→ **Extracted records**
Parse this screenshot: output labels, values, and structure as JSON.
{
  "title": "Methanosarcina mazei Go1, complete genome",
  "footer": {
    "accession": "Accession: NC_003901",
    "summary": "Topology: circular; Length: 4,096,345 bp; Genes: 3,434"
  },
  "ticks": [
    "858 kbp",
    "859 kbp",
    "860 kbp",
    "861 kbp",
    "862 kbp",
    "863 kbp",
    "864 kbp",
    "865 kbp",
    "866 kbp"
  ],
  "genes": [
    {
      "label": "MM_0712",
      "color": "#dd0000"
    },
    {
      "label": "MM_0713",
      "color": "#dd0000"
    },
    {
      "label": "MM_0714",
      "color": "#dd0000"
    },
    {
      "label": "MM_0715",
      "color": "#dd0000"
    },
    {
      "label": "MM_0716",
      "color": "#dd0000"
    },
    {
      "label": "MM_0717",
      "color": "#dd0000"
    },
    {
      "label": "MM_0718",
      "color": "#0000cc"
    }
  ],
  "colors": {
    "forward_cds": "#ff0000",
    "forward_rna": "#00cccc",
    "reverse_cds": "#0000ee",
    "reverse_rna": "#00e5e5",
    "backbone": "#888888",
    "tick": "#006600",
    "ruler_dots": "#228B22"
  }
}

→ **What the task requires**
The answer must be the full listing, written out word for word.

→ **Exercise output**
Parse this screenshot: output labels, values, and structure as JSON.
{
  "title": "Methanosarcina mazei Go1, complete genome",
  "footer": {
    "accession": "Accession: NC_003901",
    "summary": "Topology: circular; Length: 4,096,345 bp; Genes: 3,434"
  },
  "ticks": [
    "858 kbp",
    "859 kbp",
    "860 kbp",
    "861 kbp",
    "862 kbp",
    "863 kbp",
    "864 kbp",
    "865 kbp",
    "866 kbp"
  ],
  "genes": [
    {
      "label": "MM_0712",
      "color": "#dd0000"
    },
    {
      "label": "MM_0713",
      "color": "#dd0000"
    },
    {
      "label": "MM_0714",
      "color": "#dd0000"
    },
    {
      "label": "MM_0715",
      "color": "#dd0000"
    },
    {
      "label": "MM_0716",
      "color": "#dd0000"
    },
    {
      "label": "MM_0717",
      "color": "#dd0000"
    },
    {
      "label": "MM_0718",
      "color": "#0000cc"
    }
  ],
  "colors": {
    "forward_cds": "#ff0000",
    "forward_rna": "#00cccc",
    "reverse_cds": "#0000ee",
    "reverse_rna": "#00e5e5",
    "backbone": "#888888",
    "tick": "#006600",
    "ruler_dots": "#228B22"
  }
}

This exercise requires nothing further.